What the exercise asks
Your copy should begin at the line containing "Transcribe this chart's" and end at the last line of the records; transcribe those lines exactly and leave out every picture.

Available data
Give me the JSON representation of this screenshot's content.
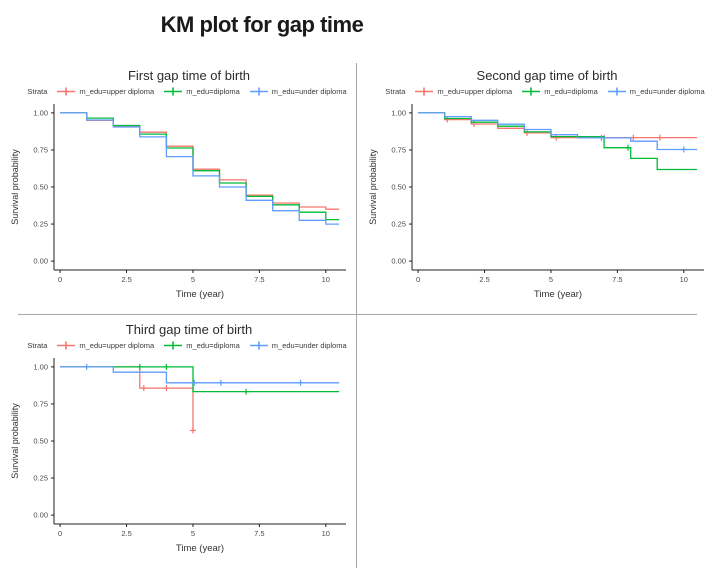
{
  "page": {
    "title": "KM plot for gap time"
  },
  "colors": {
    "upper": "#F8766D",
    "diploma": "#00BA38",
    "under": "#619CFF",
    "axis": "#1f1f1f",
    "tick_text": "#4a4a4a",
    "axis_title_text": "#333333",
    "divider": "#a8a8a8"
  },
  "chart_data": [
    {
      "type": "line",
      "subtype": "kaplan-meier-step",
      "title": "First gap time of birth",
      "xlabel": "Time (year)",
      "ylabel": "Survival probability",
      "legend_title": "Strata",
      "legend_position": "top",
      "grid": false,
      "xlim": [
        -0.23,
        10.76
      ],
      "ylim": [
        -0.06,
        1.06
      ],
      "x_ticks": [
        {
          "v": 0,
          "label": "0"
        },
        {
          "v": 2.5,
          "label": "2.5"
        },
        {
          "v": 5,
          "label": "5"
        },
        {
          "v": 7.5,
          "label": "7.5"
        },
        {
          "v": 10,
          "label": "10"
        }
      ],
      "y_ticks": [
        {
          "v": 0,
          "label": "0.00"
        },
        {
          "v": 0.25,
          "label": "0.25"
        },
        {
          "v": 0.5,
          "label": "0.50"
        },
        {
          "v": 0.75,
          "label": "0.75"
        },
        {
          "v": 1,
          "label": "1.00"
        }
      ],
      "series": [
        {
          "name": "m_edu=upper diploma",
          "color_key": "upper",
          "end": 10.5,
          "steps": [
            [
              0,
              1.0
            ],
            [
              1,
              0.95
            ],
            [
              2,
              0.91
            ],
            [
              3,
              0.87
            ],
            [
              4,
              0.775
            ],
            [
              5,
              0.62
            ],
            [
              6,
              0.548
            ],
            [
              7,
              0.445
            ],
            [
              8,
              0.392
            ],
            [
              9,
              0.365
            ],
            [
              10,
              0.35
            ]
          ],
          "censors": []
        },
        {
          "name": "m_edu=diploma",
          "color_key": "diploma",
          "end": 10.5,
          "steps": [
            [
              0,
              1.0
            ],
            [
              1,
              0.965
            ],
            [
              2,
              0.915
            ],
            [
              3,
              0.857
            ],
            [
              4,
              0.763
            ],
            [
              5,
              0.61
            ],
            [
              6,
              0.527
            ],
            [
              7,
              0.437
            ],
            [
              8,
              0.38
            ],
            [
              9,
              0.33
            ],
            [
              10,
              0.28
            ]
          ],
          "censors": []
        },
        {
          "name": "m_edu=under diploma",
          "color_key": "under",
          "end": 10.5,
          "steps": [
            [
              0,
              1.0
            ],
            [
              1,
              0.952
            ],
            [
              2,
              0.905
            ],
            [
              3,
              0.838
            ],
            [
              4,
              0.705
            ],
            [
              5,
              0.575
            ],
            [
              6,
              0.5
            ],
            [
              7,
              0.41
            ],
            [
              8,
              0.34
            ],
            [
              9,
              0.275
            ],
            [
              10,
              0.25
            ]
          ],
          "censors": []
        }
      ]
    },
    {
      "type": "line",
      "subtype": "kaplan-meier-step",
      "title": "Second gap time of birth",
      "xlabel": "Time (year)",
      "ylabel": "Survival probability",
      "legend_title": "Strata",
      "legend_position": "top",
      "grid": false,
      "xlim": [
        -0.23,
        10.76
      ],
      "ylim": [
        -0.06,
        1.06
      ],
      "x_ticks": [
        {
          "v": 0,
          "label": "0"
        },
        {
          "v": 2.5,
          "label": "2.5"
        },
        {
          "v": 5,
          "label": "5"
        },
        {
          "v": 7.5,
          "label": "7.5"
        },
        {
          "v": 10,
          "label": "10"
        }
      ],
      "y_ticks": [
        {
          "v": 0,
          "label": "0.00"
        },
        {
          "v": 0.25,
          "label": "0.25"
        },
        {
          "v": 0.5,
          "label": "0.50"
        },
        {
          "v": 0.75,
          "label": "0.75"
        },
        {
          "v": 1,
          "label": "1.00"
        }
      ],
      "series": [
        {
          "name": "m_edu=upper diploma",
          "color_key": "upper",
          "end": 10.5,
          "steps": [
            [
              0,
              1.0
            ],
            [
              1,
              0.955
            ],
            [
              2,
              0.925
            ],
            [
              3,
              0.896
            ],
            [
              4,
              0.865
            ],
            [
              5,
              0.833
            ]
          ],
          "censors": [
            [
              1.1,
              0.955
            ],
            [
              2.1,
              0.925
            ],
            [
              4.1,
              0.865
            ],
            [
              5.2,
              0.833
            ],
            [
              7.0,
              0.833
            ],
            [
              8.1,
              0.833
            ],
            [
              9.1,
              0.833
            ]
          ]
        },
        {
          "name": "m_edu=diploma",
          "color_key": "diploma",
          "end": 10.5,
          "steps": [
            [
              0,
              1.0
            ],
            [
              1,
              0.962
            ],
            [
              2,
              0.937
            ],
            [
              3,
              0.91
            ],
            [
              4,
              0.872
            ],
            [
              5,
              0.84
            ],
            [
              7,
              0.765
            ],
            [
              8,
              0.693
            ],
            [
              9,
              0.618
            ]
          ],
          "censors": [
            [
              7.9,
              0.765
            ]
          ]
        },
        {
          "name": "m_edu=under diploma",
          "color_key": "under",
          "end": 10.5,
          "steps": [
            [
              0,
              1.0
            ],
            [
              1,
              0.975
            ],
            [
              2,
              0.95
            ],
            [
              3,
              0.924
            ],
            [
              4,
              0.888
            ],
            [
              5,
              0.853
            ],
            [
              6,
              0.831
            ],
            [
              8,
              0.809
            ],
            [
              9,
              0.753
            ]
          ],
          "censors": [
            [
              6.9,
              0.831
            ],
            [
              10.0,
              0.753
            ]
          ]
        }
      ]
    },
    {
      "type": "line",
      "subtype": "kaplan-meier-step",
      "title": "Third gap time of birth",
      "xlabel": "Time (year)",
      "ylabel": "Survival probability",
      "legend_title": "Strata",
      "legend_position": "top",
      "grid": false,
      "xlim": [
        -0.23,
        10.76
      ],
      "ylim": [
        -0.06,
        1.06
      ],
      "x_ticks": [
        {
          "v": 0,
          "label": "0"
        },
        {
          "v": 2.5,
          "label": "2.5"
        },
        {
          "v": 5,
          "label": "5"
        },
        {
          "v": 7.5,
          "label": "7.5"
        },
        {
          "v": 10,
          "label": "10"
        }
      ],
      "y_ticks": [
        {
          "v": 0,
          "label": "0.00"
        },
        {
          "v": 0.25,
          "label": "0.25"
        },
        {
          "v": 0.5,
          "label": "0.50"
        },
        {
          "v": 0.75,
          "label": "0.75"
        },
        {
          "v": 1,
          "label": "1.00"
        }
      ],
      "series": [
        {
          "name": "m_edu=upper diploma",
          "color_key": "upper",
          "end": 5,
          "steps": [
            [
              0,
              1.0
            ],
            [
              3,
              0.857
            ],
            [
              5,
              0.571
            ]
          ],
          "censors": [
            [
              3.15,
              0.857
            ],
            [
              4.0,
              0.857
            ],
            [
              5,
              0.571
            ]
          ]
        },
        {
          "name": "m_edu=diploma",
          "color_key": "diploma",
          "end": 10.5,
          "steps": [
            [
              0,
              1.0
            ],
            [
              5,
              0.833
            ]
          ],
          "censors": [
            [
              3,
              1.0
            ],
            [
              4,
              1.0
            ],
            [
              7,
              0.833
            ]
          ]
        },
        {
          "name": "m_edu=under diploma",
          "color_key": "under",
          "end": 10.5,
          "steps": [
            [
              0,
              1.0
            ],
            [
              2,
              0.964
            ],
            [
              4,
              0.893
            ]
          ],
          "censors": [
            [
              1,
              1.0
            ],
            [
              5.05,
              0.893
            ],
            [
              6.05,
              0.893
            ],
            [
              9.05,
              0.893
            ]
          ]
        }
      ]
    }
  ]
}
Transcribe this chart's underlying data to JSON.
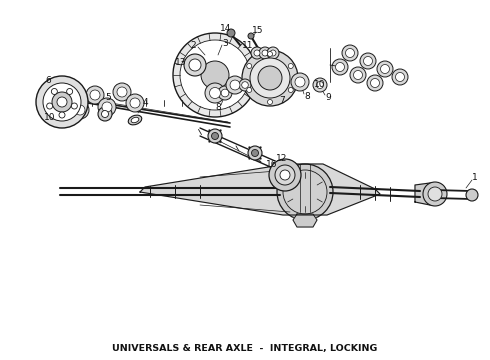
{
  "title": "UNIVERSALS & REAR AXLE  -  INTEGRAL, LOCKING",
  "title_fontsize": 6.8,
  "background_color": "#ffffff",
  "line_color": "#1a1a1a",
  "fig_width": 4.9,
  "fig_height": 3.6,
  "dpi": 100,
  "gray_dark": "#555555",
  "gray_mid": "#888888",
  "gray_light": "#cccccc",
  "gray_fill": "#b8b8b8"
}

Task response
Transcribe this chart's underlying data to JSON.
{
  "title": "UNIVERSALS & REAR AXLE  -  INTEGRAL, LOCKING",
  "title_fontsize": 6.8,
  "background_color": "#ffffff",
  "line_color": "#1a1a1a",
  "fig_width": 4.9,
  "fig_height": 3.6,
  "dpi": 100,
  "gray_dark": "#555555",
  "gray_mid": "#888888",
  "gray_light": "#cccccc",
  "gray_fill": "#b8b8b8"
}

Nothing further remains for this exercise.